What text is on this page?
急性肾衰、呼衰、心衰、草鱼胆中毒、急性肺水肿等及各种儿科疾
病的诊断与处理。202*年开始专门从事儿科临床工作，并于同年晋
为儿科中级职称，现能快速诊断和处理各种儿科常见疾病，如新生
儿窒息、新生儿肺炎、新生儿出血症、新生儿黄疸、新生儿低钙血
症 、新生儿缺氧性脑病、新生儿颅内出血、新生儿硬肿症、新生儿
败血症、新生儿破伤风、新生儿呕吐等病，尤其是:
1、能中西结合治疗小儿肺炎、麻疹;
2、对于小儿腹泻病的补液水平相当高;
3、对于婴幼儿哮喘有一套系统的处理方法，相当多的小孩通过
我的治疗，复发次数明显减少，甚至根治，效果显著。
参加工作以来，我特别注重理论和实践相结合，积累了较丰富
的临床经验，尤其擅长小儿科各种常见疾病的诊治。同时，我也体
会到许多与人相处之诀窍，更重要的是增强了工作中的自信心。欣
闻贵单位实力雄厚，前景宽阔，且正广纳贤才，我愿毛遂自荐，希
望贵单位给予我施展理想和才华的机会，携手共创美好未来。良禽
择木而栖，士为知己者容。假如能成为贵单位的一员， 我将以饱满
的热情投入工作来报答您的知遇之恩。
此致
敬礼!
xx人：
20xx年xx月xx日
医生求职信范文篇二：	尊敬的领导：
· · · ·
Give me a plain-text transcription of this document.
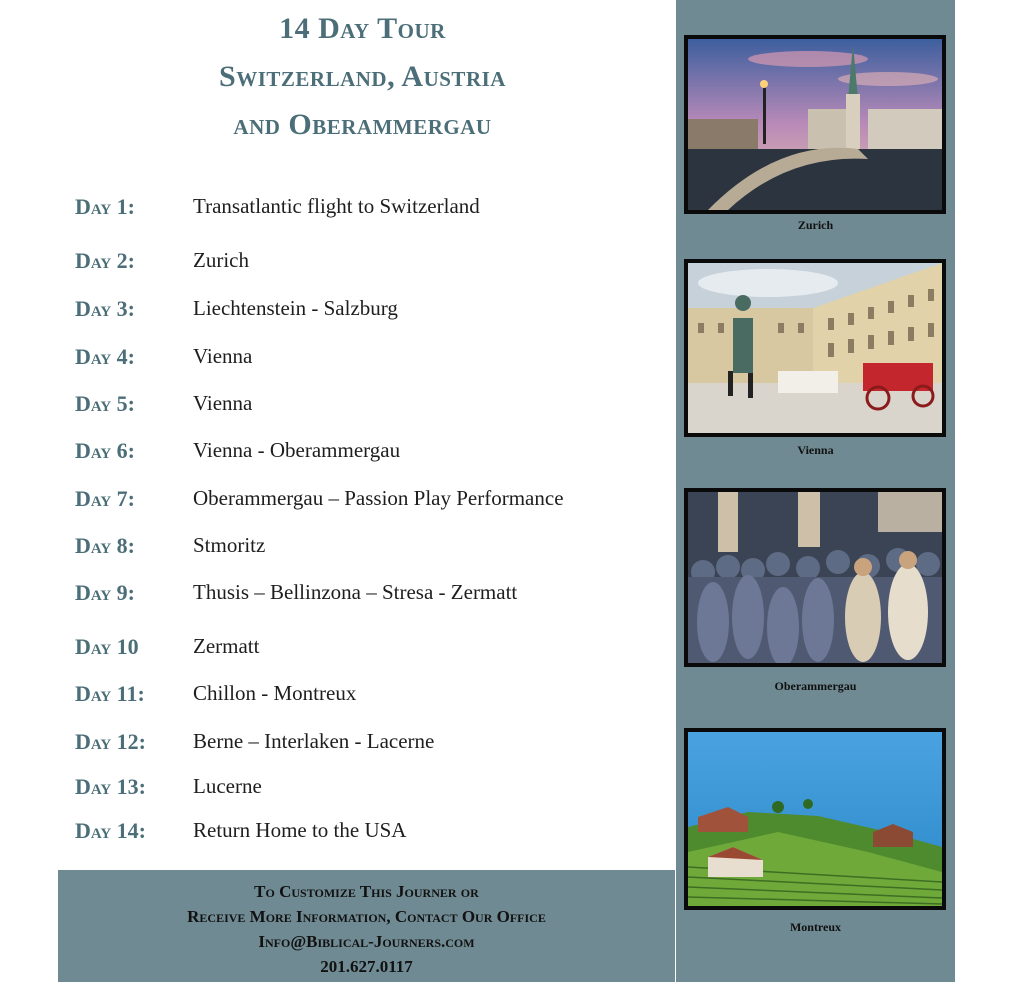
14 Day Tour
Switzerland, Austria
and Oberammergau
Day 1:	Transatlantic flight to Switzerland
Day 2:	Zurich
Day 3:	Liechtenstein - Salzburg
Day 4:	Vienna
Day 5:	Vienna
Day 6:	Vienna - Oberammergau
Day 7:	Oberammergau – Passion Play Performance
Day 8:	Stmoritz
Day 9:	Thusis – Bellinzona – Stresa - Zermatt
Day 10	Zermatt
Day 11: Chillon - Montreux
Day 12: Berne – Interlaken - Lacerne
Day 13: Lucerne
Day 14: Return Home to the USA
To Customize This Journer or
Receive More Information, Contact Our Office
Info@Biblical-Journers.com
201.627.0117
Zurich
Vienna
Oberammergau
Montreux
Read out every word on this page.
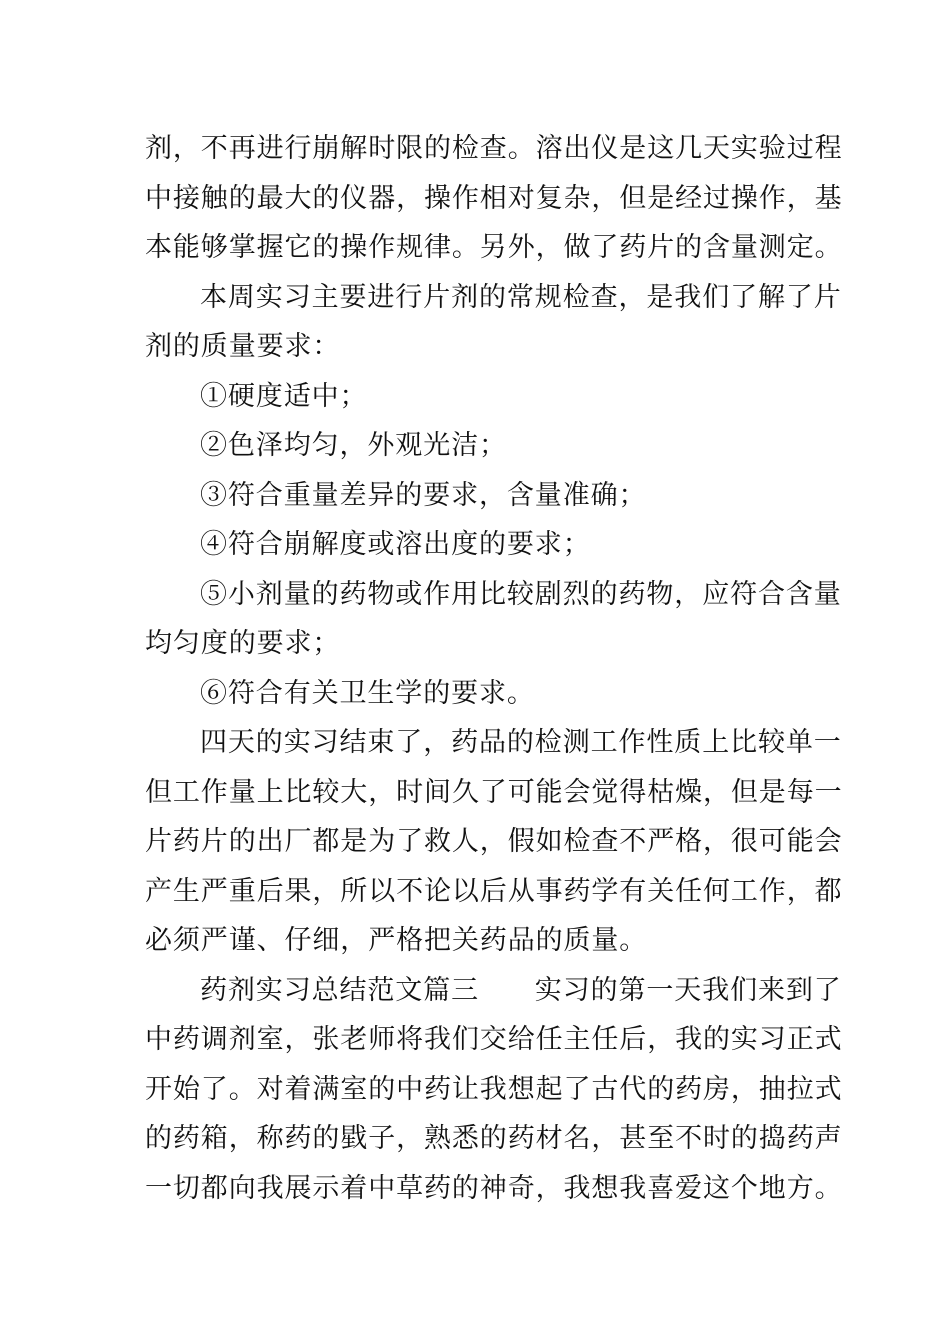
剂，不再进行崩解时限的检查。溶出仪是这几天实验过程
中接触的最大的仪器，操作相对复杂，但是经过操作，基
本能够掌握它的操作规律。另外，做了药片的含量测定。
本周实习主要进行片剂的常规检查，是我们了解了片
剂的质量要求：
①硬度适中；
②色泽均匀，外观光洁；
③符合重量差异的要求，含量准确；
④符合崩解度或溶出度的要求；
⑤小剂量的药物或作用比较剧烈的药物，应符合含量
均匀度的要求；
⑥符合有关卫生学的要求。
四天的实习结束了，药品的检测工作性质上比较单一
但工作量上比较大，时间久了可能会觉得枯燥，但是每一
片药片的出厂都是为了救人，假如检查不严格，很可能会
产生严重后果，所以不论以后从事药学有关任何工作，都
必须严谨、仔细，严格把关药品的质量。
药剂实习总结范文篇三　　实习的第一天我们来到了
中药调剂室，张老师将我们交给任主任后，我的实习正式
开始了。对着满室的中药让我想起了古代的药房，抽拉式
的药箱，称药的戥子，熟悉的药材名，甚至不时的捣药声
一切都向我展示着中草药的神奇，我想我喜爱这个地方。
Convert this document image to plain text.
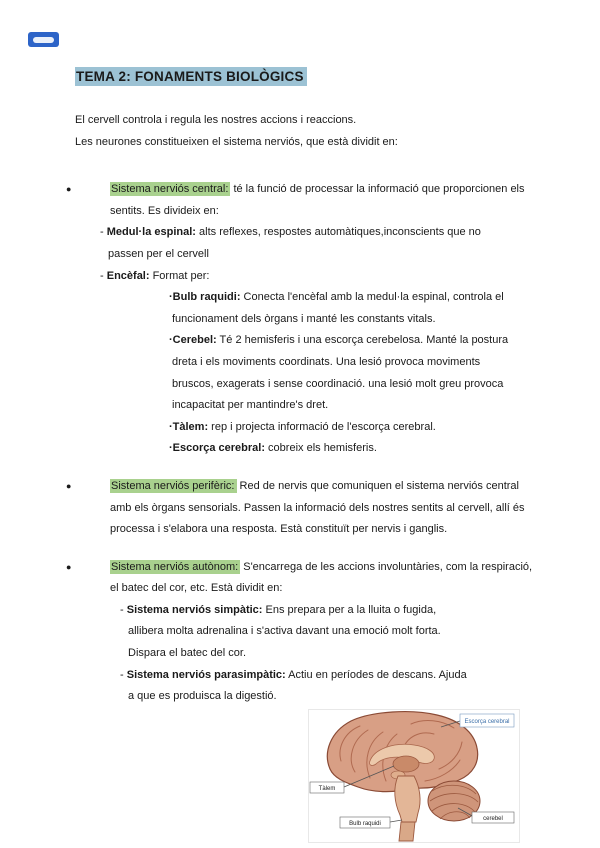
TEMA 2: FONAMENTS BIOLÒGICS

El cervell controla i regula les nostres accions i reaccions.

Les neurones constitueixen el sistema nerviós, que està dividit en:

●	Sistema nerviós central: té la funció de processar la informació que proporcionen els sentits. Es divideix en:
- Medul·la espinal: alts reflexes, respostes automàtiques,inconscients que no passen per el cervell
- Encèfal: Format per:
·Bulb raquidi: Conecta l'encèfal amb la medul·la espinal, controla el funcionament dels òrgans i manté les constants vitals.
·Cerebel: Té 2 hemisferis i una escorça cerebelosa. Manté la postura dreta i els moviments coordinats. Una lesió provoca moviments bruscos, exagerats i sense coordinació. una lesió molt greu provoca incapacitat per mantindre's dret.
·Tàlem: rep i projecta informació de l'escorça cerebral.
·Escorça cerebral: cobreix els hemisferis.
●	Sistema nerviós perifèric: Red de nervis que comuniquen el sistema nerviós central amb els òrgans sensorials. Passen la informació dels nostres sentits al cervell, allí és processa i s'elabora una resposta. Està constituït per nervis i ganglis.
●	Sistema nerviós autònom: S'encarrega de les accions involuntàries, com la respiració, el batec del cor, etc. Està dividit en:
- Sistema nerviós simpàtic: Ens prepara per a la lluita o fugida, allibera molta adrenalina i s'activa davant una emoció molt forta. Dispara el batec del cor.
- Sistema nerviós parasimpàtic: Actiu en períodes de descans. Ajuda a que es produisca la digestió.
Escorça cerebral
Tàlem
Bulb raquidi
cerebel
· · · ·
REQUIRED WORK:
Identify each line holding the string "cerebral", and copy it out.

WORKED ANSWER:
·Tàlem: rep i projecta informació de l'escorça cerebral.
·Escorça cerebral: cobreix els hemisferis.
Escorça cerebral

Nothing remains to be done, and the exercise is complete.